* [Task goal]
Duplicate every one of the entries below character for character, keeping each line in its original order.

[Coordinate annotation records]

— Start —

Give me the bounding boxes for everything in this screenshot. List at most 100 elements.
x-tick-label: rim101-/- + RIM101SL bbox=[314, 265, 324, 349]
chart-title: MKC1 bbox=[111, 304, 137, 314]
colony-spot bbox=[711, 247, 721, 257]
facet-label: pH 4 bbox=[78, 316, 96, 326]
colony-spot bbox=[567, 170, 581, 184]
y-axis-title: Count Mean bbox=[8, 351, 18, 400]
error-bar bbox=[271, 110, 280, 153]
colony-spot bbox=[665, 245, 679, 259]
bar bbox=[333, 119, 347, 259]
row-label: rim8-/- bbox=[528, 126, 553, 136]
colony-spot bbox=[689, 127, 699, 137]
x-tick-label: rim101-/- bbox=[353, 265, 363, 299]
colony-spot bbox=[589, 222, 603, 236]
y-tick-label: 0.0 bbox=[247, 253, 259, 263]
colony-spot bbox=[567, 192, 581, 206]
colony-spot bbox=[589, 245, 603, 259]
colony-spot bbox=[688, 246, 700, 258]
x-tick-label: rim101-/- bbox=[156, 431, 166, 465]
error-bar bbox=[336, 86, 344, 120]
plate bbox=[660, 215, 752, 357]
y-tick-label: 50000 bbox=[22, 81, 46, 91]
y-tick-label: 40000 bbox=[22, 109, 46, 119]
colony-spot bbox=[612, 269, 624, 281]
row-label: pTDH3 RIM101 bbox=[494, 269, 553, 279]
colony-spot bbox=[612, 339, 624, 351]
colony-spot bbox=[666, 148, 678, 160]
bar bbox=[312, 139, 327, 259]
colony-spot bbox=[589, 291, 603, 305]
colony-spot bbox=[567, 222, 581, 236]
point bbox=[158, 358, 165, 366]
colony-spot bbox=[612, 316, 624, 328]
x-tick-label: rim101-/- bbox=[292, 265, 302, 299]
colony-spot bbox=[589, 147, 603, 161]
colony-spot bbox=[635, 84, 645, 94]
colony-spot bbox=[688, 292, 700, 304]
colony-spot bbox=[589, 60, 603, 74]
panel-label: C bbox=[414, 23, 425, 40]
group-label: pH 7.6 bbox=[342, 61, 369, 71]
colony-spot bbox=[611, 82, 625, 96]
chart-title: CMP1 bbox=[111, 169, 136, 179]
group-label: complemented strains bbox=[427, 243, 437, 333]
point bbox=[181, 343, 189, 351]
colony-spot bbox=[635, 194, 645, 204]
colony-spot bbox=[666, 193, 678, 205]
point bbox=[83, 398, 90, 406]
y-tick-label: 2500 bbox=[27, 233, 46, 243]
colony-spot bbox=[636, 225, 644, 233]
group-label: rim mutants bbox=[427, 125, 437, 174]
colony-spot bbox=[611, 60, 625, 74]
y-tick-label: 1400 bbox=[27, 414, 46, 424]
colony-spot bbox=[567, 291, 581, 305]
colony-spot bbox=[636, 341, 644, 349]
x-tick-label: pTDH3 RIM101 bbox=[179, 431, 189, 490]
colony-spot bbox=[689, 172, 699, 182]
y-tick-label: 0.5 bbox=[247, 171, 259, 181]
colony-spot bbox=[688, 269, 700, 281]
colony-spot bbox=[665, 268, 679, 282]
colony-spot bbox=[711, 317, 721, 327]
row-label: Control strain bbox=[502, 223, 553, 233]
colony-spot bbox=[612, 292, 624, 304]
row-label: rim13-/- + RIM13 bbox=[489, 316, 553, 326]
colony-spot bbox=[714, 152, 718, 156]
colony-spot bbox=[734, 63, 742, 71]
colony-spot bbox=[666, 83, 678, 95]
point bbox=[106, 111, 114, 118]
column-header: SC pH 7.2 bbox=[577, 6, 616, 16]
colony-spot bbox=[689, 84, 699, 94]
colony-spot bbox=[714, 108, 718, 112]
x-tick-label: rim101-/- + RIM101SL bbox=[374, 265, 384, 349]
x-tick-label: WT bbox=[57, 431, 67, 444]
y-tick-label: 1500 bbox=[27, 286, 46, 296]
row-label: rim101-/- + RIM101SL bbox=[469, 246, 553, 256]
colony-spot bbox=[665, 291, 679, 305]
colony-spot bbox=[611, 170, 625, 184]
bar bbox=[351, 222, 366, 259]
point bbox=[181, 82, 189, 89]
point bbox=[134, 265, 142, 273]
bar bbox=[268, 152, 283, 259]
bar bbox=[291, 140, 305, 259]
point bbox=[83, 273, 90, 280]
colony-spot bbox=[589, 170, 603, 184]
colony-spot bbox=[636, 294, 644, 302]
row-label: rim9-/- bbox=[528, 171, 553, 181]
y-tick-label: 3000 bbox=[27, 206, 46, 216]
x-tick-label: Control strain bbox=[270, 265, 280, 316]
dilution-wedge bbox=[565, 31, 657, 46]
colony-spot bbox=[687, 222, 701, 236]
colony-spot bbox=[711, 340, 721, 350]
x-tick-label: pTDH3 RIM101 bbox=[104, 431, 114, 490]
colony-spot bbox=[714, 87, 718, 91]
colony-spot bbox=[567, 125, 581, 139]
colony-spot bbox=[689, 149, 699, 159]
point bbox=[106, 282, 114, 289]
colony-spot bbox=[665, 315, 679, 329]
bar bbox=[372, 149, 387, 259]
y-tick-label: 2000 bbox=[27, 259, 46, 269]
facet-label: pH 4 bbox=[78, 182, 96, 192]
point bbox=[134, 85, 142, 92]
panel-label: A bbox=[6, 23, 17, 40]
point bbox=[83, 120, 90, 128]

— End —

* [Output]
Give me the bounding boxes for everything in this screenshot. List at most 100 elements.
x-tick-label: rim101-/- + RIM101SL bbox=[314, 265, 324, 349]
chart-title: MKC1 bbox=[111, 304, 137, 314]
colony-spot bbox=[711, 247, 721, 257]
facet-label: pH 4 bbox=[78, 316, 96, 326]
colony-spot bbox=[567, 170, 581, 184]
y-axis-title: Count Mean bbox=[8, 351, 18, 400]
error-bar bbox=[271, 110, 280, 153]
colony-spot bbox=[665, 245, 679, 259]
bar bbox=[333, 119, 347, 259]
row-label: rim8-/- bbox=[528, 126, 553, 136]
colony-spot bbox=[689, 127, 699, 137]
x-tick-label: rim101-/- bbox=[353, 265, 363, 299]
colony-spot bbox=[589, 222, 603, 236]
y-tick-label: 0.0 bbox=[247, 253, 259, 263]
colony-spot bbox=[567, 192, 581, 206]
colony-spot bbox=[589, 245, 603, 259]
colony-spot bbox=[688, 246, 700, 258]
x-tick-label: rim101-/- bbox=[156, 431, 166, 465]
error-bar bbox=[336, 86, 344, 120]
plate bbox=[660, 215, 752, 357]
y-tick-label: 50000 bbox=[22, 81, 46, 91]
y-tick-label: 40000 bbox=[22, 109, 46, 119]
colony-spot bbox=[612, 269, 624, 281]
row-label: pTDH3 RIM101 bbox=[494, 269, 553, 279]
colony-spot bbox=[612, 339, 624, 351]
colony-spot bbox=[666, 148, 678, 160]
bar bbox=[312, 139, 327, 259]
colony-spot bbox=[589, 291, 603, 305]
colony-spot bbox=[567, 222, 581, 236]
point bbox=[158, 358, 165, 366]
colony-spot bbox=[612, 316, 624, 328]
x-tick-label: rim101-/- bbox=[292, 265, 302, 299]
colony-spot bbox=[589, 147, 603, 161]
colony-spot bbox=[635, 84, 645, 94]
colony-spot bbox=[688, 292, 700, 304]
colony-spot bbox=[589, 60, 603, 74]
panel-label: C bbox=[414, 23, 425, 40]
group-label: pH 7.6 bbox=[342, 61, 369, 71]
colony-spot bbox=[611, 82, 625, 96]
chart-title: CMP1 bbox=[111, 169, 136, 179]
group-label: complemented strains bbox=[427, 243, 437, 333]
point bbox=[181, 343, 189, 351]
colony-spot bbox=[635, 194, 645, 204]
colony-spot bbox=[666, 193, 678, 205]
point bbox=[83, 398, 90, 406]
y-tick-label: 2500 bbox=[27, 233, 46, 243]
colony-spot bbox=[636, 225, 644, 233]
group-label: rim mutants bbox=[427, 125, 437, 174]
colony-spot bbox=[611, 60, 625, 74]
y-tick-label: 1400 bbox=[27, 414, 46, 424]
colony-spot bbox=[567, 291, 581, 305]
colony-spot bbox=[636, 341, 644, 349]
x-tick-label: pTDH3 RIM101 bbox=[179, 431, 189, 490]
colony-spot bbox=[689, 172, 699, 182]
y-tick-label: 0.5 bbox=[247, 171, 259, 181]
colony-spot bbox=[688, 269, 700, 281]
colony-spot bbox=[665, 268, 679, 282]
colony-spot bbox=[711, 317, 721, 327]
row-label: Control strain bbox=[502, 223, 553, 233]
colony-spot bbox=[612, 292, 624, 304]
row-label: rim13-/- + RIM13 bbox=[489, 316, 553, 326]
colony-spot bbox=[714, 152, 718, 156]
colony-spot bbox=[734, 63, 742, 71]
colony-spot bbox=[666, 83, 678, 95]
point bbox=[106, 111, 114, 118]
column-header: SC pH 7.2 bbox=[577, 6, 616, 16]
colony-spot bbox=[689, 84, 699, 94]
colony-spot bbox=[714, 108, 718, 112]
x-tick-label: rim101-/- + RIM101SL bbox=[374, 265, 384, 349]
x-tick-label: WT bbox=[57, 431, 67, 444]
y-tick-label: 1500 bbox=[27, 286, 46, 296]
row-label: rim101-/- + RIM101SL bbox=[469, 246, 553, 256]
colony-spot bbox=[665, 291, 679, 305]
colony-spot bbox=[611, 170, 625, 184]
bar bbox=[351, 222, 366, 259]
point bbox=[181, 82, 189, 89]
point bbox=[134, 265, 142, 273]
bar bbox=[268, 152, 283, 259]
bar bbox=[291, 140, 305, 259]
point bbox=[83, 273, 90, 280]
colony-spot bbox=[589, 170, 603, 184]
colony-spot bbox=[636, 294, 644, 302]
row-label: rim9-/- bbox=[528, 171, 553, 181]
y-tick-label: 3000 bbox=[27, 206, 46, 216]
x-tick-label: Control strain bbox=[270, 265, 280, 316]
dilution-wedge bbox=[565, 31, 657, 46]
colony-spot bbox=[687, 222, 701, 236]
colony-spot bbox=[711, 340, 721, 350]
x-tick-label: pTDH3 RIM101 bbox=[104, 431, 114, 490]
colony-spot bbox=[714, 87, 718, 91]
colony-spot bbox=[567, 125, 581, 139]
colony-spot bbox=[689, 149, 699, 159]
point bbox=[106, 282, 114, 289]
colony-spot bbox=[665, 315, 679, 329]
bar bbox=[372, 149, 387, 259]
y-tick-label: 2000 bbox=[27, 259, 46, 269]
facet-label: pH 4 bbox=[78, 182, 96, 192]
point bbox=[134, 85, 142, 92]
panel-label: A bbox=[6, 23, 17, 40]
point bbox=[83, 120, 90, 128]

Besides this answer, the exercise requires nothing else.